>> BEGIN

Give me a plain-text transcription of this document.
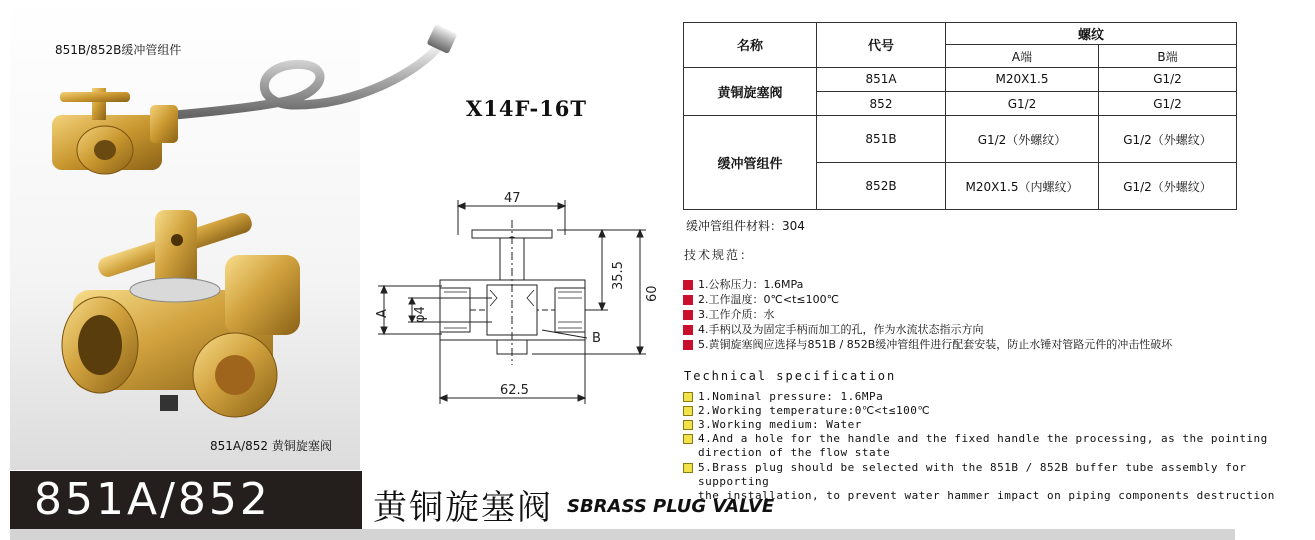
851B/852B缓冲管组件
X14F-16T
851A/852 黄铜旋塞阀
47
35.5
60
A φ4
B
62.5
名称	代号	螺纹	
		A端	B端
黄铜旋塞阀	851A	M20X1.5	G1/2
	852	G1/2	G1/2
缓冲管组件	851B	G1/2（外螺纹）	G1/2（外螺纹）
	852B	M20X1.5（内螺纹）	G1/2（外螺纹）
缓冲管组件材料：304
技术规范：
1.公称压力：1.6MPa
2.工作温度：0℃<t≤100℃
3.工作介质：水
4.手柄以及为固定手柄而加工的孔，作为水流状态指示方向
5.黄铜旋塞阀应选择与851B / 852B缓冲管组件进行配套安装，防止水锤对管路元件的冲击性破坏
Technical specification
1.Nominal pressure: 1.6MPa
2.Working temperature:0℃<t≤100℃
3.Working medium: Water
4.And a hole for the handle and the fixed handle the processing, as the pointing
direction of the flow state
5.Brass plug should be selected with the 851B / 852B buffer tube assembly for supporting
the installation, to prevent water hammer impact on piping components destruction
851A/852	黄铜旋塞阀 SBRASS PLUG VALVE
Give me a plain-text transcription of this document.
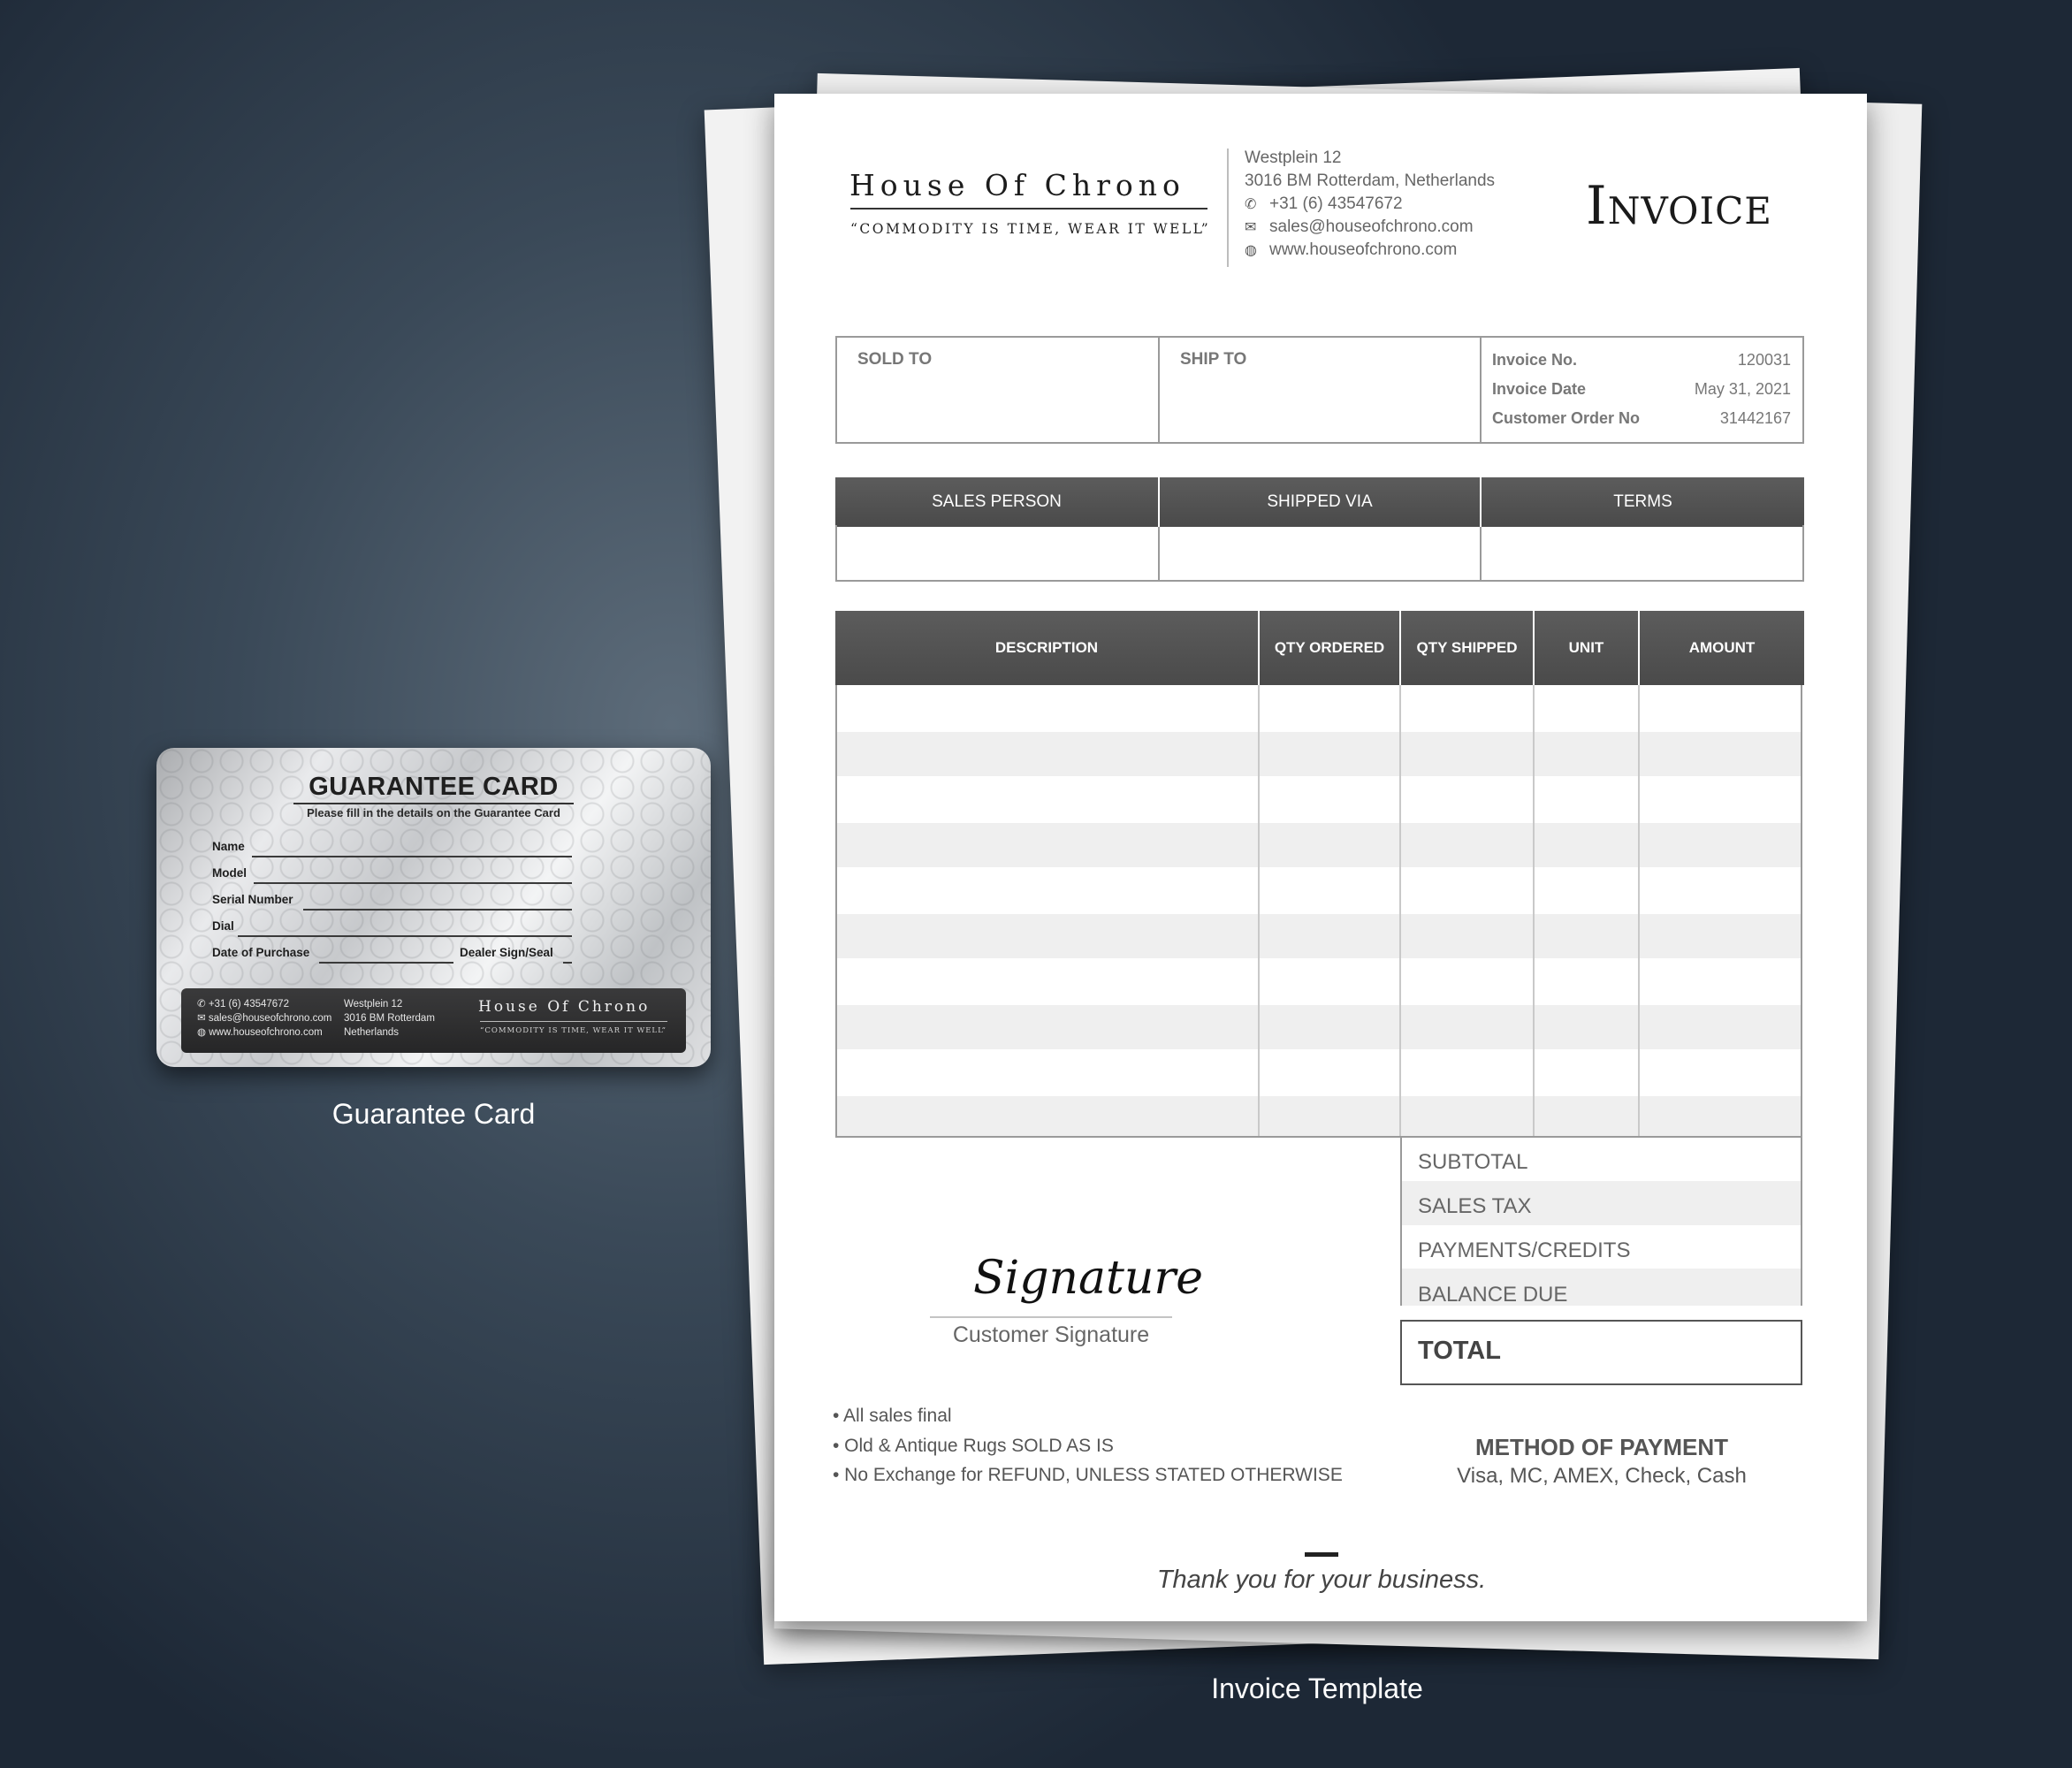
GUARANTEE CARD
Please fill in the details on the Guarantee Card
Name
Model
Serial Number
Dial
Date of Purchase	Dealer Sign/Seal
✆ +31 (6) 43547672
✉ sales@houseofchrono.com
◍ www.houseofchrono.com
Westplein 12
3016 BM Rotterdam
Netherlands
House Of Chrono
“COMMODITY IS TIME, WEAR IT WELL”
Guarantee Card
House Of Chrono
“COMMODITY IS TIME, WEAR IT WELL”
Westplein 12
3016 BM Rotterdam, Netherlands
✆ +31 (6) 43547672
✉ sales@houseofchrono.com
◍ www.houseofchrono.com
Invoice
SOLD TO	SHIP TO	Invoice No.	120031
Invoice Date	May 31, 2021
Customer Order No	31442167
SALES PERSON	SHIPPED VIA	TERMS
DESCRIPTION	QTY ORDERED	QTY SHIPPED	UNIT	AMOUNT
SUBTOTAL
SALES TAX
PAYMENTS/CREDITS
BALANCE DUE
TOTAL
Signature
Customer Signature
• All sales final
• Old & Antique Rugs SOLD AS IS
• No Exchange for REFUND, UNLESS STATED OTHERWISE
METHOD OF PAYMENT
Visa, MC, AMEX, Check, Cash
Thank you for your business.
Invoice Template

>> END

» **OBJECTIVE**: Leave every image out, and retype the material exactly.

» **REPLY TO THE EXERCISE**:
Give me a plain-text transcription of this document.
851B/852B缓冲管组件
X14F-16T
851A/852 黄铜旋塞阀
47
35.5
60
A φ4
B
62.5
名称	代号	螺纹	
		A端	B端
黄铜旋塞阀	851A	M20X1.5	G1/2
	852	G1/2	G1/2
缓冲管组件	851B	G1/2（外螺纹）	G1/2（外螺纹）
	852B	M20X1.5（内螺纹）	G1/2（外螺纹）
缓冲管组件材料：304
技术规范：
1.公称压力：1.6MPa
2.工作温度：0℃<t≤100℃
3.工作介质：水
4.手柄以及为固定手柄而加工的孔，作为水流状态指示方向
5.黄铜旋塞阀应选择与851B / 852B缓冲管组件进行配套安装，防止水锤对管路元件的冲击性破坏
Technical specification
1.Nominal pressure: 1.6MPa
2.Working temperature:0℃<t≤100℃
3.Working medium: Water
4.And a hole for the handle and the fixed handle the processing, as the pointing
direction of the flow state
5.Brass plug should be selected with the 851B / 852B buffer tube assembly for supporting
the installation, to prevent water hammer impact on piping components destruction
851A/852	黄铜旋塞阀 SBRASS PLUG VALVE
Give me a plain-text transcription of this document.
GUARANTEE CARD
Please fill in the details on the Guarantee Card
Name
Model
Serial Number
Dial
Date of Purchase	Dealer Sign/Seal
✆ +31 (6) 43547672
✉ sales@houseofchrono.com
◍ www.houseofchrono.com
Westplein 12
3016 BM Rotterdam
Netherlands
House Of Chrono
“COMMODITY IS TIME, WEAR IT WELL”
Guarantee Card
House Of Chrono
“COMMODITY IS TIME, WEAR IT WELL”
Westplein 12
3016 BM Rotterdam, Netherlands
✆ +31 (6) 43547672
✉ sales@houseofchrono.com
◍ www.houseofchrono.com
Invoice
SOLD TO	SHIP TO	Invoice No.	120031
Invoice Date	May 31, 2021
Customer Order No	31442167
SALES PERSON	SHIPPED VIA	TERMS
DESCRIPTION	QTY ORDERED	QTY SHIPPED	UNIT	AMOUNT
SUBTOTAL
SALES TAX
PAYMENTS/CREDITS
BALANCE DUE
TOTAL
Signature
Customer Signature
• All sales final
• Old & Antique Rugs SOLD AS IS
• No Exchange for REFUND, UNLESS STATED OTHERWISE
METHOD OF PAYMENT
Visa, MC, AMEX, Check, Cash
Thank you for your business.
Invoice Template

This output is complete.